Iran’s military warns ‘parks, recreational areas and tourist destinations’ worldwide won’t be safe for enemies

Iran’s military has warned that “parks, recreational areas and tourist destinations” worldwide won’t be safe for the country’s enemies.

By The Associated Press
Updated: March 20, 2026,https://www.ctvnews.ca/world/mideast-conflict/article/irans-military-warns-parks-recreational-areas-and-tourist-destinations-worldwide-wont-be-safe-for-enemies/ at 11:34AM EDT
Published: March 20, 2026, at 6:39AM EDT
By Jon Gambrell, Sam Mednick, and David Rising.

Iran threatened to target recreational and tourist sites worldwide and insisted it was still building missiles. Its supreme leader issued another defiant statement on Friday, nearly three weeks into U.S.-Israeli strikes that have killed a slew of Tehran’s top leaders and hammered its weapons and energy industries.

The United States was meanwhile deploying three more warships and roughly 2,500 additional Marines to the Middle East, a U.S. official told The Associated Press.

Element position data

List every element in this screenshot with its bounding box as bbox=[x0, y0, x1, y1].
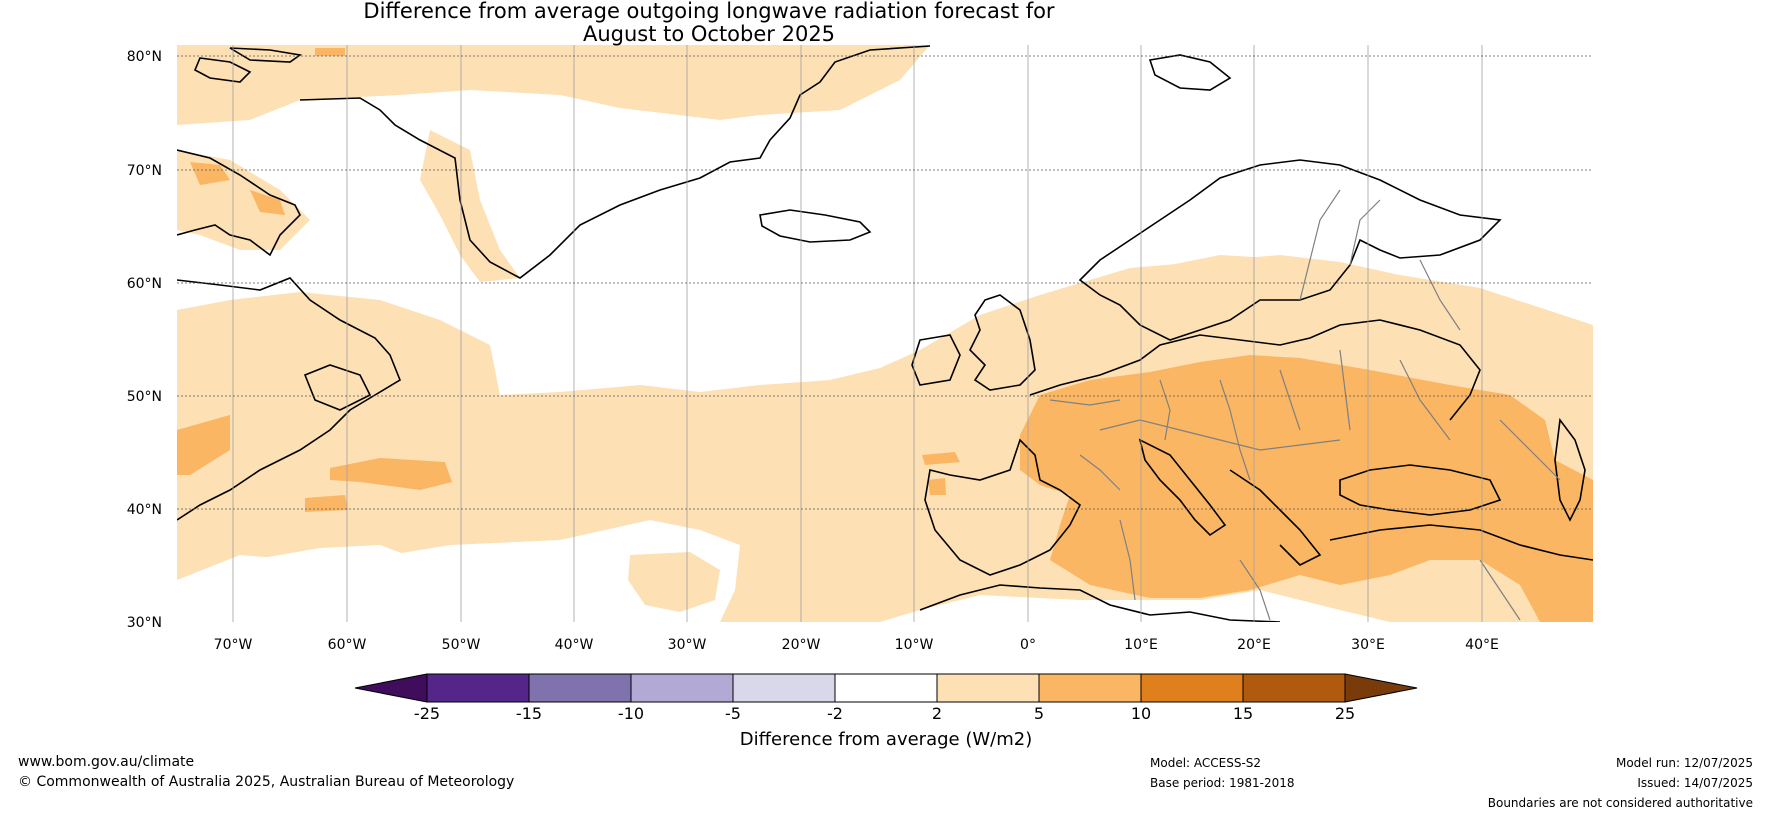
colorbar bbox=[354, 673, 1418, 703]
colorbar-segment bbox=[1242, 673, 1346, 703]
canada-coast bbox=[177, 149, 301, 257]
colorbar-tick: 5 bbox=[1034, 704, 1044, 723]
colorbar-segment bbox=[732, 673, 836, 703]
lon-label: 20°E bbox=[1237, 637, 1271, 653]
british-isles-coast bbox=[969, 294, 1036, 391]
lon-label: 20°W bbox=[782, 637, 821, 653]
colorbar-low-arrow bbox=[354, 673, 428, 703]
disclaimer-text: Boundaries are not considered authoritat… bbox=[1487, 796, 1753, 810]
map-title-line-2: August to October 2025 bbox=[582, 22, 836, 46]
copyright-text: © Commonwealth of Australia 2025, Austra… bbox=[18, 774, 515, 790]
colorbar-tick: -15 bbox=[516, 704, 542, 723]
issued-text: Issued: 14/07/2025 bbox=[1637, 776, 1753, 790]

Set of tasks:
1. Write out the news article between "Iran’s military has" and "and David Rising.", inclusive, renaming "Published" to "Posted".
2. Copy each line of the listing that contains the string "label". Case counts.
The news article and the listing have no connection to each other.

Outputs in order:
1.
Iran’s military has warned that “parks, recreational areas and tourist destinations” worldwide won’t be safe for the country’s enemies.

By The Associated Press
Updated: March 20, 2026,https://www.ctvnews.ca/world/mideast-conflict/article/irans-military-warns-parks-recreational-areas-and-tourist-destinations-worldwide-wont-be-safe-for-enemies/ at 11:34AM EDT
Posted: March 20, 2026, at 6:39AM EDT
By Jon Gambrell, Sam Mednick, and David Rising.

2.
lon-label: 20°E bbox=[1237, 637, 1271, 653]
lon-label: 20°W bbox=[782, 637, 821, 653]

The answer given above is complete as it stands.